■ Data records ■
— start —

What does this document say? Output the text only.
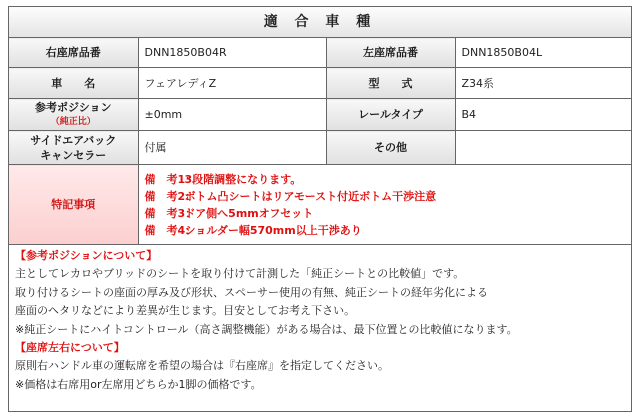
適 合 車 種			
右座席品番	DNN1850B04R	左座席品番	DNN1850B04L
車　　名	フェアレディZ	型　　式	Z34系

参考ポジション
（純正比）	±0mm	レールタイプ	B4

サイドエアバック
キャンセラー	付属	その他	
特記事項	備　考1：3段階調整になります。
備　考2：ボトム凸シートはリアモースト付近ボトム干渉注意
備　考3：ドア側へ5mmオフセット
備　考4：ショルダー幅570mm以上干渉あり		
【参考ポジションについて】
主としてレカロやブリッドのシートを取り付けて計測した「純正シートとの比較値」です。
取り付けるシートの座面の厚み及び形状、スペーサー使用の有無、純正シートの経年劣化による
座面のヘタリなどにより差異が生じます。目安としてお考え下さい。
※純正シートにハイトコントロール（高さ調整機能）がある場合は、最下位置との比較値になります。
【座席左右について】
原則右ハンドル車の運転席を希望の場合は『右座席』を指定してください。
※価格は右席用or左席用どちらか1脚の価格です。
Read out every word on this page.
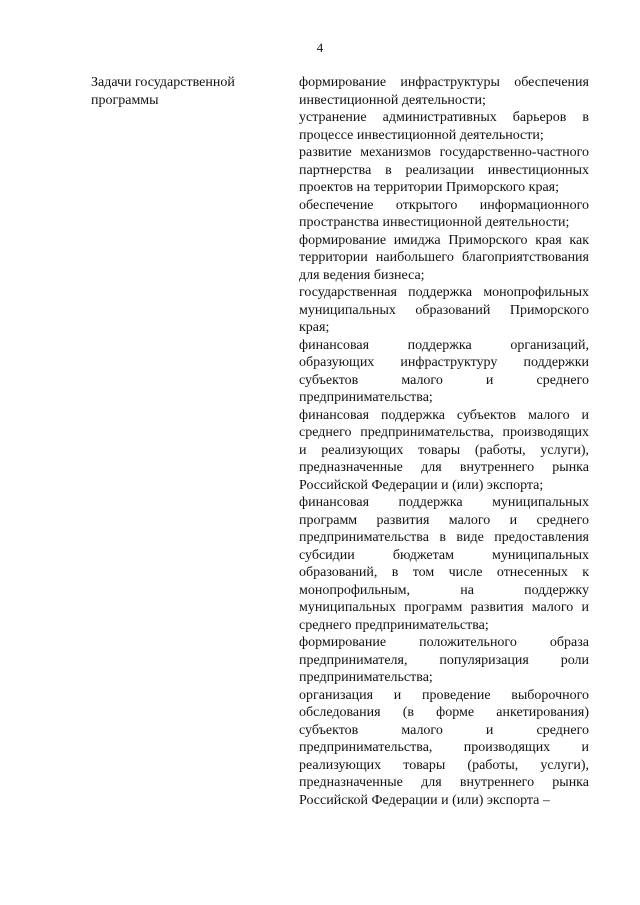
4

Задачи государственной программы

формирование инфраструктуры обеспечения инвестиционной деятельности;

устранение административных барьеров в процессе инвестиционной деятельности;

развитие механизмов государственно-частного партнерства в реализации инвестиционных проектов на территории Приморского края;

обеспечение открытого информационного пространства инвестиционной деятельности;

формирование имиджа Приморского края как территории наибольшего благоприятствования для ведения бизнеса;

государственная поддержка монопрофильных муниципальных образований Приморского края;

финансовая поддержка организаций, образующих инфраструктуру поддержки субъектов малого и среднего предпринимательства;

финансовая поддержка субъектов малого и среднего предпринимательства, производящих и реализующих товары (работы, услуги), предназначенные для внутреннего рынка Российской Федерации и (или) экспорта;

финансовая поддержка муниципальных программ развития малого и среднего предпринимательства в виде предоставления субсидии бюджетам муниципальных образований, в том числе отнесенных к монопрофильным, на поддержку муниципальных программ развития малого и среднего предпринимательства;

формирование положительного образа предпринимателя, популяризация роли предпринимательства;

организация и проведение выборочного обследования (в форме анкетирования) субъектов малого и среднего предпринимательства, производящих и реализующих товары (работы, услуги), предназначенные для внутреннего рынка Российской Федерации и (или) экспорта –
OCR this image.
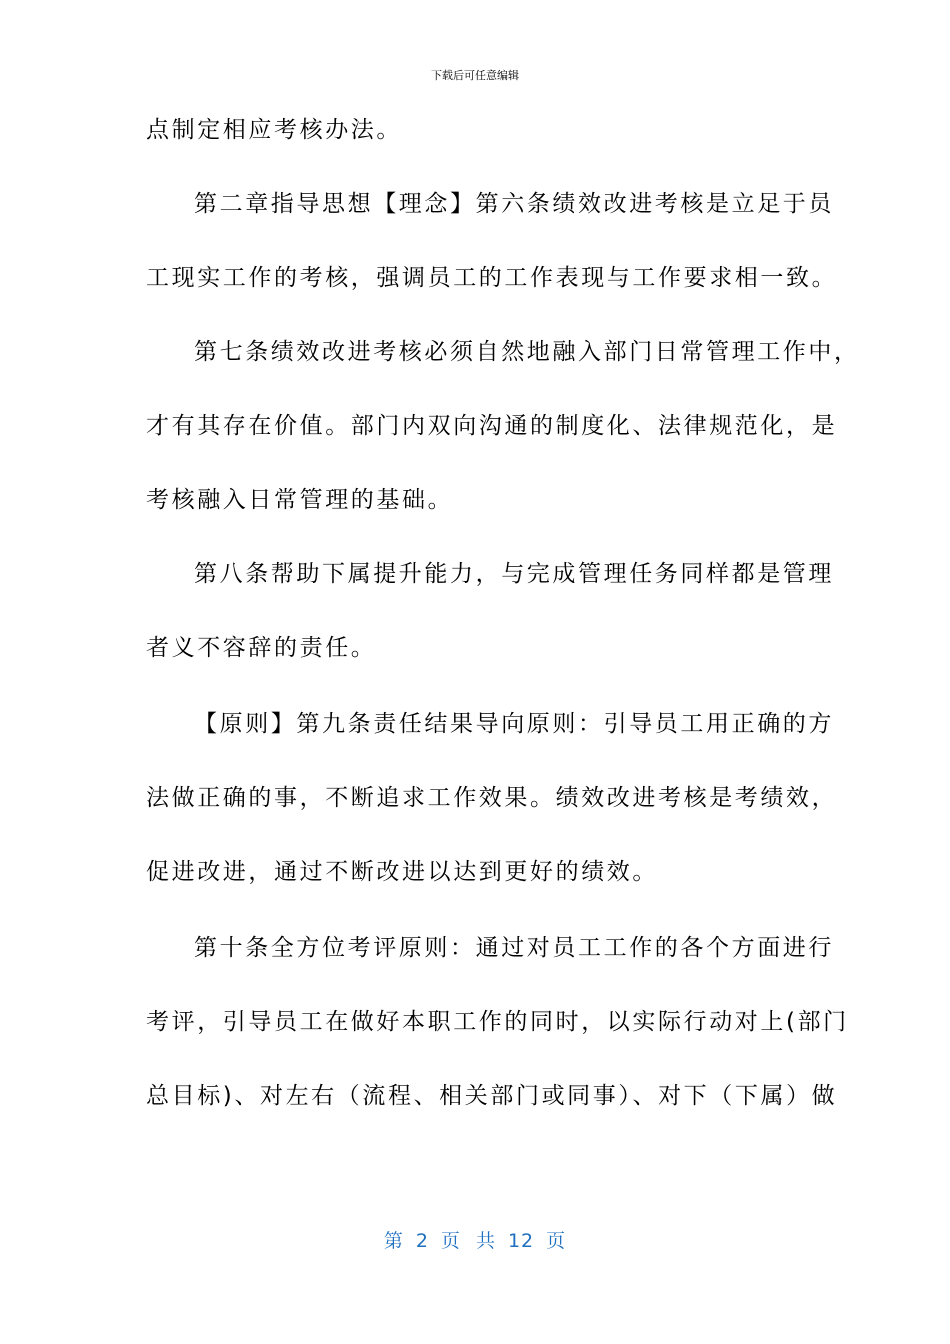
下载后可任意编辑
点制定相应考核办法。
第二章指导思想【理念】第六条绩效改进考核是立足于员
工现实工作的考核，强调员工的工作表现与工作要求相一致。
第七条绩效改进考核必须自然地融入部门日常管理工作中，
才有其存在价值。部门内双向沟通的制度化、法律规范化，是
考核融入日常管理的基础。
第八条帮助下属提升能力，与完成管理任务同样都是管理
者义不容辞的责任。
【原则】第九条责任结果导向原则：引导员工用正确的方
法做正确的事，不断追求工作效果。绩效改进考核是考绩效，
促进改进，通过不断改进以达到更好的绩效。
第十条全方位考评原则：通过对员工工作的各个方面进行
考评，引导员工在做好本职工作的同时，以实际行动对上(部门
总目标)、对左右（流程、相关部门或同事）、对下（下属）做
第 2 页 共 12 页
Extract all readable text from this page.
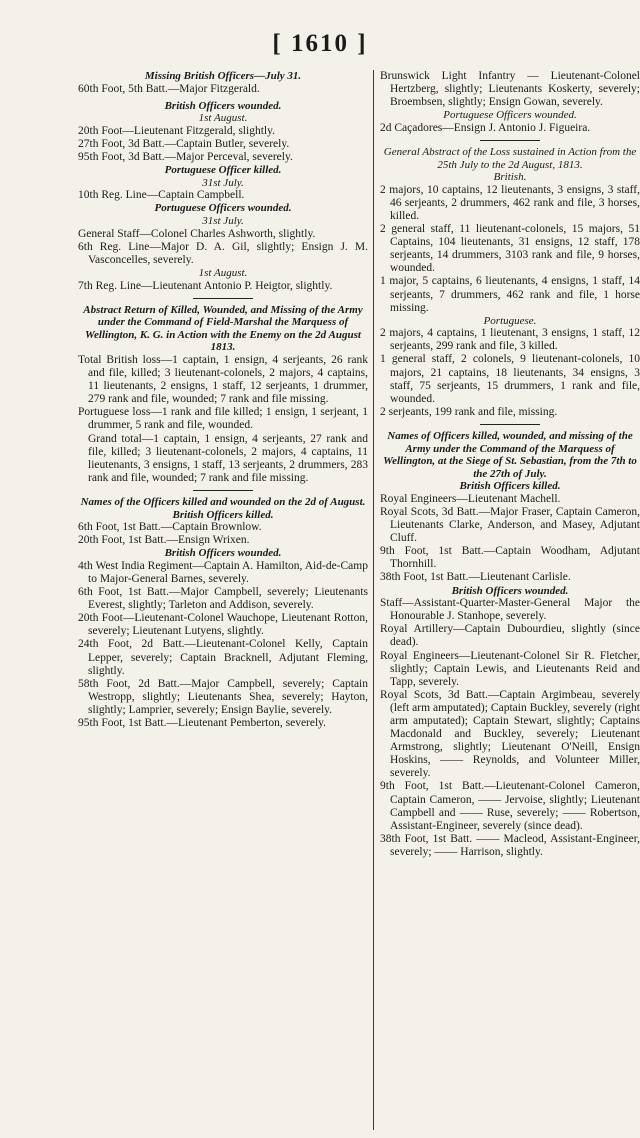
[ 1610 ]
Missing British Officers—July 31.
60th Foot, 5th Batt.—Major Fitzgerald.
British Officers wounded.
1st August.
20th Foot—Lieutenant Fitzgerald, slightly.
27th Foot, 3d Batt.—Captain Butler, severely.
95th Foot, 3d Batt.—Major Perceval, severely.
Portuguese Officer killed.
31st July.
10th Reg. Line—Captain Campbell.
Portuguese Officers wounded.
31st July.
General Staff—Colonel Charles Ashworth, slightly.
6th Reg. Line—Major D. A. Gil, slightly; Ensign J. M. Vasconcelles, severely.
1st August.
7th Reg. Line—Lieutenant Antonio P. Heigtor, slightly.
Abstract Return of Killed, Wounded, and Missing of the Army under the Command of Field-Marshal the Marquess of Wellington, K. G. in Action with the Enemy on the 2d August 1813.
Total British loss—1 captain, 1 ensign, 4 serjeants, 26 rank and file, killed; 3 lieutenant-colonels, 2 majors, 4 captains, 11 lieutenants, 2 ensigns, 1 staff, 12 serjeants, 1 drummer, 279 rank and file, wounded; 7 rank and file missing.
Portuguese loss—1 rank and file killed; 1 ensign, 1 serjeant, 1 drummer, 5 rank and file, wounded.
Grand total—1 captain, 1 ensign, 4 serjeants, 27 rank and file, killed; 3 lieutenant-colonels, 2 majors, 4 captains, 11 lieutenants, 3 ensigns, 1 staff, 13 serjeants, 2 drummers, 283 rank and file, wounded; 7 rank and file missing.
Names of the Officers killed and wounded on the 2d of August.
British Officers killed.
6th Foot, 1st Batt.—Captain Brownlow.
20th Foot, 1st Batt.—Ensign Wrixen.
British Officers wounded.
4th West India Regiment—Captain A. Hamilton, Aid-de-Camp to Major-General Barnes, severely.
6th Foot, 1st Batt.—Major Campbell, severely; Lieutenants Everest, slightly; Tarleton and Addison, severely.
20th Foot—Lieutenant-Colonel Wauchope, Lieutenant Rotton, severely; Lieutenant Lutyens, slightly.
24th Foot, 2d Batt.—Lieutenant-Colonel Kelly, Captain Lepper, severely; Captain Bracknell, Adjutant Fleming, slightly.
58th Foot, 2d Batt.—Major Campbell, severely; Captain Westropp, slightly; Lieutenants Shea, severely; Hayton, slightly; Lamprier, severely; Ensign Baylie, severely.
95th Foot, 1st Batt.—Lieutenant Pemberton, severely.
Brunswick Light Infantry — Lieutenant-Colonel Hertzberg, slightly; Lieutenants Koskerty, severely; Broembsen, slightly; Ensign Gowan, severely.
Portuguese Officers wounded.
2d Caçadores—Ensign J. Antonio J. Figueira.
General Abstract of the Loss sustained in Action from the 25th July to the 2d August, 1813.
British.
2 majors, 10 captains, 12 lieutenants, 3 ensigns, 3 staff, 46 serjeants, 2 drummers, 462 rank and file, 3 horses, killed.
2 general staff, 11 lieutenant-colonels, 15 majors, 51 Captains, 104 lieutenants, 31 ensigns, 12 staff, 178 serjeants, 14 drummers, 3103 rank and file, 9 horses, wounded.
1 major, 5 captains, 6 lieutenants, 4 ensigns, 1 staff, 14 serjeants, 7 drummers, 462 rank and file, 1 horse missing.
Portuguese.
2 majors, 4 captains, 1 lieutenant, 3 ensigns, 1 staff, 12 serjeants, 299 rank and file, 3 killed.
1 general staff, 2 colonels, 9 lieutenant-colonels, 10 majors, 21 captains, 18 lieutenants, 34 ensigns, 3 staff, 75 serjeants, 15 drummers, 1 rank and file, wounded.
2 serjeants, 199 rank and file, missing.
Names of Officers killed, wounded, and missing of the Army under the Command of the Marquess of Wellington, at the Siege of St. Sebastian, from the 7th to the 27th of July.
British Officers killed.
Royal Engineers—Lieutenant Machell.
Royal Scots, 3d Batt.—Major Fraser, Captain Cameron, Lieutenants Clarke, Anderson, and Masey, Adjutant Cluff.
9th Foot, 1st Batt.—Captain Woodham, Adjutant Thornhill.
38th Foot, 1st Batt.—Lieutenant Carlisle.
British Officers wounded.
Staff—Assistant-Quarter-Master-General Major the Honourable J. Stanhope, severely.
Royal Artillery—Captain Dubourdieu, slightly (since dead).
Royal Engineers—Lieutenant-Colonel Sir R. Fletcher, slightly; Captain Lewis, and Lieutenants Reid and Tapp, severely.
Royal Scots, 3d Batt.—Captain Argimbeau, severely (left arm amputated); Captain Buckley, severely (right arm amputated); Captain Stewart, slightly; Captains Macdonald and Buckley, severely; Lieutenant Armstrong, slightly; Lieutenant O'Neill, Ensign Hoskins, —— Reynolds, and Volunteer Miller, severely.
9th Foot, 1st Batt.—Lieutenant-Colonel Cameron, Captain Cameron, —— Jervoise, slightly; Lieutenant Campbell and —— Ruse, severely; —— Robertson, Assistant-Engineer, severely (since dead).
38th Foot, 1st Batt. —— Macleod, Assistant-Engineer, severely; —— Harrison, slightly.
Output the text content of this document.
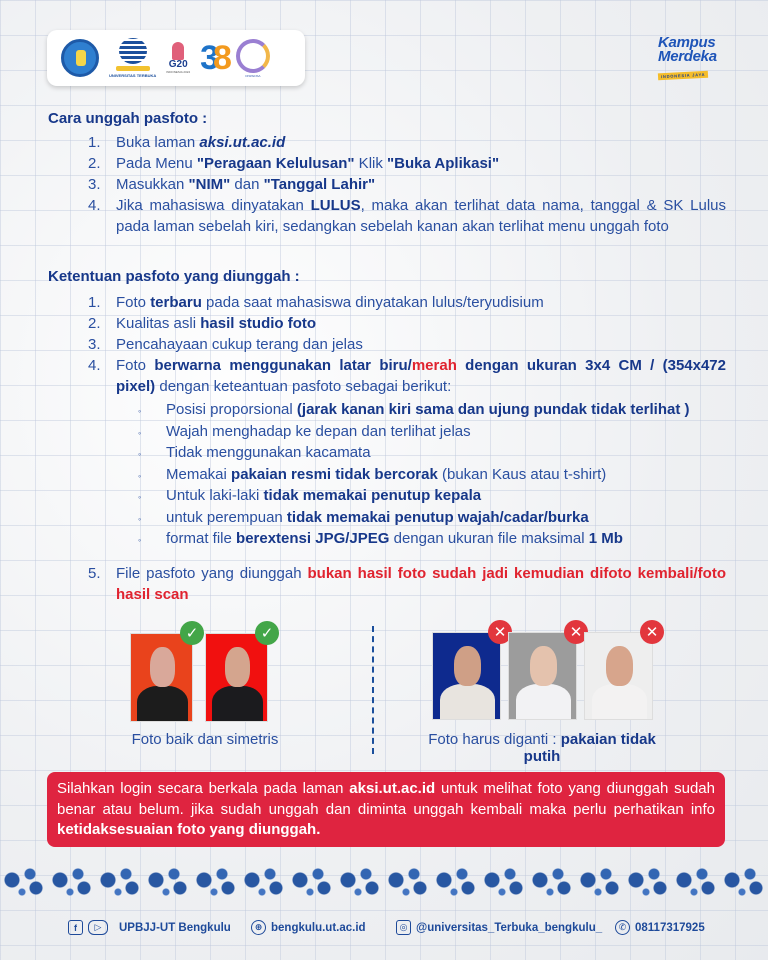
UNIVERSITAS TERBUKA
G20
INDONESIA 2022 38	DISPENSA
Kampus
Merdeka
INDONESIA JAYA
Cara unggah pasfoto :
1.	Buka laman aksi.ut.ac.id
2.	Pada Menu "Peragaan Kelulusan" Klik "Buka Aplikasi"
3.	Masukkan "NIM" dan "Tanggal Lahir"
4.	Jika mahasiswa dinyatakan LULUS, maka akan terlihat data nama, tanggal & SK Lulus pada laman sebelah kiri, sedangkan sebelah kanan akan terlihat menu unggah foto
Ketentuan pasfoto yang diunggah :
1.	Foto terbaru pada saat mahasiswa dinyatakan lulus/teryudisium
2.	Kualitas asli hasil studio foto
3.	Pencahayaan cukup terang dan jelas
4.	Foto berwarna menggunakan latar biru/merah dengan ukuran 3x4 CM / (354x472 pixel) dengan keteantuan pasfoto sebagai berikut:
◦	Posisi proporsional (jarak kanan kiri sama dan ujung pundak tidak terlihat )
◦	Wajah menghadap ke depan dan terlihat jelas
◦	Tidak menggunakan kacamata
◦	Memakai pakaian resmi tidak bercorak (bukan Kaus atau t-shirt)
◦	Untuk laki-laki tidak memakai penutup kepala
◦	untuk perempuan tidak memakai penutup wajah/cadar/burka
◦	format file berextensi JPG/JPEG dengan ukuran file maksimal 1 Mb
5.	File pasfoto yang diunggah bukan hasil foto sudah jadi kemudian difoto kembali/foto hasil scan
✓	✓
Foto baik dan simetris
✕	✕	✕
Foto harus diganti : pakaian tidak putih
Silahkan login secara berkala pada laman aksi.ut.ac.id untuk melihat foto yang diunggah sudah benar atau belum. jika sudah unggah dan diminta unggah kembali maka perlu perhatikan info ketidaksesuaian foto yang diunggah.
f	▷	UPBJJ-UT Bengkulu	⊕ bengkulu.ut.ac.id	◎ @universitas_Terbuka_bengkulu_	✆ 08117317925
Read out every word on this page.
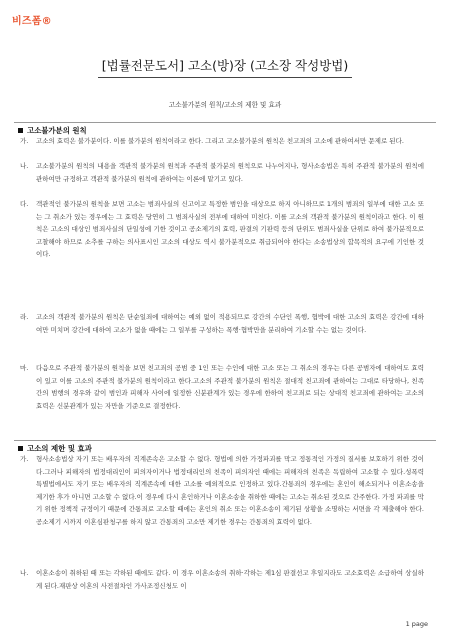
비즈폼®
[법률전문도서] 고소(방)장 (고소장 작성방법)
고소불가분의 원칙/고소의 제한 및 효과
고소불가분의 원칙
가. 고소의 효력은 불가분이다. 이를 불가분의 원칙이라고 한다. 그리고 고소불가분의 원칙은 친고죄의 고소에 관하여서만 문제로 된다.
나. 고소불가분의 원칙의 내용을 객관적 불가분의 원칙과 주관적 불가분의 원칙으로 나누어지나, 형사소송법은 특히 주관적 불가분의 원칙에 관하여만 규정하고 객관적 불가분의 원칙에 관하여는 이론에 맡기고 있다.
다. 객관적인 불가분의 원칙을 보면 고소는 범죄사실의 신고이고 특정한 범인을 대상으로 하지 아니하므로 1개의 범죄의 일부에 대한 고소 또는 그 취소가 있는 경우에는 그 효력은 당연히 그 범죄사실의 전부에 대하여 미친다. 이를 고소의 객관적 불가분의 원칙이라고 한다. 이 원칙은 고소의 대상인 범죄사실의 단일성에 기한 것이고 공소제기의 효력, 판결의 기판력 등의 단위도 범죄사실을 단위로 하여 불가분적으로 고찰해야 하므로 소추를 구하는 의사표시인 고소의 대상도 역시 불가분적으로 취급되어야 한다는 소송법상의 합목적의 요구에 기인한 것이다.
라. 고소의 객관적 불가분의 원칙은 단순일죄에 대하여는 예외 없이 적용되므로 강간의 수단인 폭행, 협박에 대한 고소의 효력은 강간에 대하여만 미치며 강간에 대하여 고소가 없을 때에는 그 일부를 구성하는 폭행·협박만을 분리하여 기소할 수는 없는 것이다.
마. 다음으로 주관적 불가분의 원칙을 보면 친고죄의 공범 중 1인 또는 수인에 대한 고소 또는 그 취소의 경우는 다른 공범자에 대하여도 효력이 있고 이를 고소의 주관적 불가분의 원칙이라고 한다.고소의 주관적 불가분의 원칙은 절대적 친고죄에 관하여는 그대로 타당하나, 친족 간의 범행의 경우와 같이 범인과 피해자 사이에 일정한 신분관계가 있는 경우에 한하여 친고죄로 되는 상대적 친고죄에 관하여는 고소의 효력은 신분관계가 있는 자만을 기준으로 결정한다.
고소의 제한 및 효과
가. 형사소송법상 자기 또는 배우자의 직계존속은 고소할 수 없다. 형법에 의한 가정파괴를 막고 정통적인 가정의 질서를 보호하기 위한 것이다.그러나 피해자의 법정대리인이 피의자이거나 법정대리인의 친족이 피의자인 때에는 피해자의 친족은 독립하여 고소할 수 있다.성폭력특별법에서도 자기 또는 배우자의 직계존속에 대한 고소를 예외적으로 인정하고 있다.간통죄의 경우에는 혼인이 해소되거나 이혼소송을 제기한 후가 아니면 고소할 수 없다.이 경우에 다시 혼인하거나 이혼소송을 취하한 때에는 고소는 취소된 것으로 간주한다. 가정 파괴를 막기 위한 정책적 규정이기 때문에 간통죄로 고소할 때에는 혼인의 취소 또는 이혼소송이 제기된 상황을 소명하는 서면을 각 제출해야 한다.공소제기 시까지 이혼심판청구를 하지 않고 간통죄의 고소만 제기한 경우는 간통죄의 효력이 없다.
나. 이혼소송이 취하된 때 또는 각하된 때에도 같다. 이 경우 이혼소송의 취하·각하는 제1심 판결선고 후일지라도 고소효력은 소급하여 상실하게 된다.재판상 이혼의 사전절차인 가사조정신청도 이
1 page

— end —

■ STATED PROBLEM ■
From the entries above, copy out every line where the string "mahasiswa" appears.

■ IN RESPONSE ■
4.	Jika mahasiswa dinyatakan LULUS, maka akan terlihat data nama, tanggal & SK Lulus pada laman sebelah kiri, sedangkan sebelah kanan akan terlihat menu unggah foto
1.	Foto terbaru pada saat mahasiswa dinyatakan lulus/teryudisium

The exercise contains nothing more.